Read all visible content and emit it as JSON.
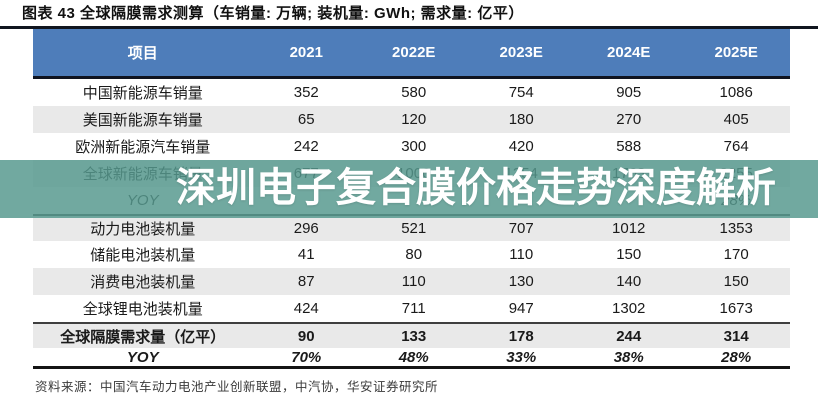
{
  "title": "图表 43 全球隔膜需求测算（车销量: 万辆; 装机量: GWh; 需求量: 亿平）",
  "watermark": "深圳电子复合膜价格走势深度解析",
  "source": "资料来源：中国汽车动力电池产业创新联盟，中汽协，华安证券研究所",
  "colors": {
    "header_bg": "#4e7dba",
    "header_text": "#ffffff",
    "row_alt_bg": "#e9e9e9",
    "watermark_band": "rgba(86,152,142,0.84)",
    "watermark_text": "#ffffff",
    "rule_dark": "#10151f"
  },
  "table": {
    "headers": [
      "项目",
      "2021",
      "2022E",
      "2023E",
      "2024E",
      "2025E"
    ],
    "rows": [
      {
        "label": "中国新能源车销量",
        "values": [
          "352",
          "580",
          "754",
          "905",
          "1086"
        ]
      },
      {
        "label": "美国新能源车销量",
        "values": [
          "65",
          "120",
          "180",
          "270",
          "405"
        ]
      },
      {
        "label": "欧洲新能源汽车销量",
        "values": [
          "242",
          "300",
          "420",
          "588",
          "764"
        ]
      },
      {
        "label": "全球新能源车销量",
        "values": [
          "677",
          "1000",
          "1354",
          "1763",
          "2255"
        ]
      },
      {
        "label": "YOY",
        "values": [
          "",
          "",
          "",
          "",
          "28%"
        ]
      },
      {
        "label": "动力电池装机量",
        "values": [
          "296",
          "521",
          "707",
          "1012",
          "1353"
        ]
      },
      {
        "label": "储能电池装机量",
        "values": [
          "41",
          "80",
          "110",
          "150",
          "170"
        ]
      },
      {
        "label": "消费电池装机量",
        "values": [
          "87",
          "110",
          "130",
          "140",
          "150"
        ]
      },
      {
        "label": "全球锂电池装机量",
        "values": [
          "424",
          "711",
          "947",
          "1302",
          "1673"
        ]
      },
      {
        "label": "全球隔膜需求量（亿平）",
        "values": [
          "90",
          "133",
          "178",
          "244",
          "314"
        ]
      },
      {
        "label": "YOY",
        "values": [
          "70%",
          "48%",
          "33%",
          "38%",
          "28%"
        ]
      }
    ]
  }
}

Exercise goal:
Write the records above out again exactly, with no pictures in your copy.

Exercise solution:
Read all visible content and emit it as JSON.
{
  "title": "图表 43 全球隔膜需求测算（车销量: 万辆; 装机量: GWh; 需求量: 亿平）",
  "watermark": "深圳电子复合膜价格走势深度解析",
  "source": "资料来源：中国汽车动力电池产业创新联盟，中汽协，华安证券研究所",
  "colors": {
    "header_bg": "#4e7dba",
    "header_text": "#ffffff",
    "row_alt_bg": "#e9e9e9",
    "watermark_band": "rgba(86,152,142,0.84)",
    "watermark_text": "#ffffff",
    "rule_dark": "#10151f"
  },
  "table": {
    "headers": [
      "项目",
      "2021",
      "2022E",
      "2023E",
      "2024E",
      "2025E"
    ],
    "rows": [
      {
        "label": "中国新能源车销量",
        "values": [
          "352",
          "580",
          "754",
          "905",
          "1086"
        ]
      },
      {
        "label": "美国新能源车销量",
        "values": [
          "65",
          "120",
          "180",
          "270",
          "405"
        ]
      },
      {
        "label": "欧洲新能源汽车销量",
        "values": [
          "242",
          "300",
          "420",
          "588",
          "764"
        ]
      },
      {
        "label": "全球新能源车销量",
        "values": [
          "677",
          "1000",
          "1354",
          "1763",
          "2255"
        ]
      },
      {
        "label": "YOY",
        "values": [
          "",
          "",
          "",
          "",
          "28%"
        ]
      },
      {
        "label": "动力电池装机量",
        "values": [
          "296",
          "521",
          "707",
          "1012",
          "1353"
        ]
      },
      {
        "label": "储能电池装机量",
        "values": [
          "41",
          "80",
          "110",
          "150",
          "170"
        ]
      },
      {
        "label": "消费电池装机量",
        "values": [
          "87",
          "110",
          "130",
          "140",
          "150"
        ]
      },
      {
        "label": "全球锂电池装机量",
        "values": [
          "424",
          "711",
          "947",
          "1302",
          "1673"
        ]
      },
      {
        "label": "全球隔膜需求量（亿平）",
        "values": [
          "90",
          "133",
          "178",
          "244",
          "314"
        ]
      },
      {
        "label": "YOY",
        "values": [
          "70%",
          "48%",
          "33%",
          "38%",
          "28%"
        ]
      }
    ]
  }
}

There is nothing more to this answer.